▸ The request
From the material below, list every line containing "Precision".

▼▼▼

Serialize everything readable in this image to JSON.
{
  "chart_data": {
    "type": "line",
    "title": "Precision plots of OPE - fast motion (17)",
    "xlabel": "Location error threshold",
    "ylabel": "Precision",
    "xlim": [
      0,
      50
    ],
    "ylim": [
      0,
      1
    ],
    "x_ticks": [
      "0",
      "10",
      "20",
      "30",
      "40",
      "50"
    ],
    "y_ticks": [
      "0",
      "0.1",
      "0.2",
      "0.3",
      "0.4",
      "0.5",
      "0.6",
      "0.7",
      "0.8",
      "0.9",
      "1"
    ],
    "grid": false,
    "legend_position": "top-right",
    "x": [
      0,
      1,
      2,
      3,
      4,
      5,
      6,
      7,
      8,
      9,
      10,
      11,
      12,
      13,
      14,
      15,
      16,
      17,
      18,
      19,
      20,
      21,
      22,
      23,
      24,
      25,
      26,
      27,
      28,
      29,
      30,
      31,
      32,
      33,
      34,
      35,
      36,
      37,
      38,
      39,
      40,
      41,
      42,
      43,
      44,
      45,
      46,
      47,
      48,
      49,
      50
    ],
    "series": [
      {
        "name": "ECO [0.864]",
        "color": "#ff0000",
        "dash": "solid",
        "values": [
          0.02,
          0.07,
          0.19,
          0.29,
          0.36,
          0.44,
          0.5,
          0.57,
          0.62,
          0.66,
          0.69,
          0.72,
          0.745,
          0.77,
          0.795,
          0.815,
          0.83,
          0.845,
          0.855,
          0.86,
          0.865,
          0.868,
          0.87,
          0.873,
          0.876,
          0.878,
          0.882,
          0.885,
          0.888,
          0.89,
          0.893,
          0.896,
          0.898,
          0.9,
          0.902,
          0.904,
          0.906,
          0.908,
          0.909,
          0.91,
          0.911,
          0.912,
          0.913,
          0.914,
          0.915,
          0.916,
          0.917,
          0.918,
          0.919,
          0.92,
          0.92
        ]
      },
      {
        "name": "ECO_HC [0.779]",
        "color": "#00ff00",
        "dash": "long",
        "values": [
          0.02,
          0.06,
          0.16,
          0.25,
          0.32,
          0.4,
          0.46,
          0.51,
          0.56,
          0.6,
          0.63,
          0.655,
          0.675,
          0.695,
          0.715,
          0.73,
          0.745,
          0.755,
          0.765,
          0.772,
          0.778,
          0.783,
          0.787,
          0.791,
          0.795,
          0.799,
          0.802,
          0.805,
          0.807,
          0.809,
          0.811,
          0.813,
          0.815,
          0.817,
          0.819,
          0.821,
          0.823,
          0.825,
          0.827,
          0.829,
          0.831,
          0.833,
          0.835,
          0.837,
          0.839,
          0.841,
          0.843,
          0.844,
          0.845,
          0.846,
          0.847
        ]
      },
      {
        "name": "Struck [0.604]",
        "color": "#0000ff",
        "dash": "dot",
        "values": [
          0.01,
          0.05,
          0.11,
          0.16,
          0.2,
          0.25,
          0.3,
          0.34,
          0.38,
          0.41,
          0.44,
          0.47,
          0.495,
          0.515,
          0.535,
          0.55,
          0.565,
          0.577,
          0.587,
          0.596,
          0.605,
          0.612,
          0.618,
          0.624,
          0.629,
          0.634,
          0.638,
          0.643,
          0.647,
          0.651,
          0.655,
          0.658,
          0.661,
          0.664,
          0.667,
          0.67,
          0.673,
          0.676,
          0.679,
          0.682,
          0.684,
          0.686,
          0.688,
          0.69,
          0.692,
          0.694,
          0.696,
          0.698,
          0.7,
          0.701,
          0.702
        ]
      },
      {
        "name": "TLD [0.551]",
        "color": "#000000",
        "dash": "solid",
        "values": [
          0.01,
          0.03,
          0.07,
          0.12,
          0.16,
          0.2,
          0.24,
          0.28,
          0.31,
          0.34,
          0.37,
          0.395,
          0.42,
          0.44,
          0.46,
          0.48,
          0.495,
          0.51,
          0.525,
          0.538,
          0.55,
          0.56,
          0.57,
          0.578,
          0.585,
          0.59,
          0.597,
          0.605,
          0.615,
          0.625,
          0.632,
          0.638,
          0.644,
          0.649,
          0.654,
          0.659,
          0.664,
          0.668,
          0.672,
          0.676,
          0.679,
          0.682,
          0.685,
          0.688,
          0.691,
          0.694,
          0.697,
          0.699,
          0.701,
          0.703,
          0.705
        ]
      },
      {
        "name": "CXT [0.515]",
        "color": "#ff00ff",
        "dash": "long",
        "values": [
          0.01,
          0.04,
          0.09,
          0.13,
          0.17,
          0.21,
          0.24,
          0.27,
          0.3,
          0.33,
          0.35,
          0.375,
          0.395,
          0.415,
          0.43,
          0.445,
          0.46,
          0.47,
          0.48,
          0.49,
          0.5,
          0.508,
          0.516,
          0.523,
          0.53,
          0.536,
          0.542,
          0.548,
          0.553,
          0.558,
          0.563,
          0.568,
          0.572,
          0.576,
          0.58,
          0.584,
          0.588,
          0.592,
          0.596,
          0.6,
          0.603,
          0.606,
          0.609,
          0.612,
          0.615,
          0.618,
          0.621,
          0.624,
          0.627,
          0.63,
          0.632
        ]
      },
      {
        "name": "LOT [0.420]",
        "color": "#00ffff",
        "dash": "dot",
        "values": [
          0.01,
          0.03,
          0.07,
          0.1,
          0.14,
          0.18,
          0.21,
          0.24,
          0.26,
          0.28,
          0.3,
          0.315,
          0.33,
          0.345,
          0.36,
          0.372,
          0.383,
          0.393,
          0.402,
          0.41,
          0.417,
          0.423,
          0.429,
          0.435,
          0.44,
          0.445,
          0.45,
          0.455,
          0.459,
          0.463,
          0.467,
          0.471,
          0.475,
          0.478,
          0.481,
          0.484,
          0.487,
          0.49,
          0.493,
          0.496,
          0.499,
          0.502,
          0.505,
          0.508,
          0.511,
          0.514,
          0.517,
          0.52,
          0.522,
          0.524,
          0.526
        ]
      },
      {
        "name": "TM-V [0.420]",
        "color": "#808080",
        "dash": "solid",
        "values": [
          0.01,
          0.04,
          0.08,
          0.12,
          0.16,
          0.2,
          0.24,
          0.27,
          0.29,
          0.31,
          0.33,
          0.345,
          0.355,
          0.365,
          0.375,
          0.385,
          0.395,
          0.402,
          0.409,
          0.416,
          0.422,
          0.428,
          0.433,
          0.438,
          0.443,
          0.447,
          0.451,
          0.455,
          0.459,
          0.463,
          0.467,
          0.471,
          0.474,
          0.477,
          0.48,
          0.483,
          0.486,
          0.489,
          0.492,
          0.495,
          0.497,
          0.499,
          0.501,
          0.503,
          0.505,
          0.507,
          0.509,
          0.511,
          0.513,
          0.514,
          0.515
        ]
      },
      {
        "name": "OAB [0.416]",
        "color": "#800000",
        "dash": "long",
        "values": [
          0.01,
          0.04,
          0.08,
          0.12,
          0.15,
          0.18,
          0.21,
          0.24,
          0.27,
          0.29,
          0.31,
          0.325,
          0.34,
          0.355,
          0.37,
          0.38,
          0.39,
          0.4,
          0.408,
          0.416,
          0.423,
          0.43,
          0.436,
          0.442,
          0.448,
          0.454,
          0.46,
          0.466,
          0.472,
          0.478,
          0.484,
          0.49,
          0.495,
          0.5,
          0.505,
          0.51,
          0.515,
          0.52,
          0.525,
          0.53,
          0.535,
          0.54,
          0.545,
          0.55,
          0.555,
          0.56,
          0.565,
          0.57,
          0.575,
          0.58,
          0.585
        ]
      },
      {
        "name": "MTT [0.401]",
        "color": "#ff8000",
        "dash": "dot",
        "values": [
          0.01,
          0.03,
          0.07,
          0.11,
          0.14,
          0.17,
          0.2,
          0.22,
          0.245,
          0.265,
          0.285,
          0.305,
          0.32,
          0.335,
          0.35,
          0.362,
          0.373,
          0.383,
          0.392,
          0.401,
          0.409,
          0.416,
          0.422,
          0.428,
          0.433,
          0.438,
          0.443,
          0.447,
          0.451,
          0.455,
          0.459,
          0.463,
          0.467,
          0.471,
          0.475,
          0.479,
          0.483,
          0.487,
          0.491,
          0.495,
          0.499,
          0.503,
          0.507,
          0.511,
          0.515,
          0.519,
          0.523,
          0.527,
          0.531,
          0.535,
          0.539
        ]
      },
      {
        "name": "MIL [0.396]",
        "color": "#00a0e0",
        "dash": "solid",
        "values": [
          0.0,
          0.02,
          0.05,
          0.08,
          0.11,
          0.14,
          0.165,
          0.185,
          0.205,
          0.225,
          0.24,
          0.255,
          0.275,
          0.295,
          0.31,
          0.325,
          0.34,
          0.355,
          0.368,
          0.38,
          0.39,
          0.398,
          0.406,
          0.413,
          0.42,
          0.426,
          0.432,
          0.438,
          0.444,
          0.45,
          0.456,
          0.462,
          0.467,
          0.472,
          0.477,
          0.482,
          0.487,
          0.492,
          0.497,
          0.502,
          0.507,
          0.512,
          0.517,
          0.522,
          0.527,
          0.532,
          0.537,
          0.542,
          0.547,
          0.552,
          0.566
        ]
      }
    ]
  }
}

▲▲▲

▸ The solution
    "title": "Precision plots of OPE - fast motion (17)",
    "ylabel": "Precision",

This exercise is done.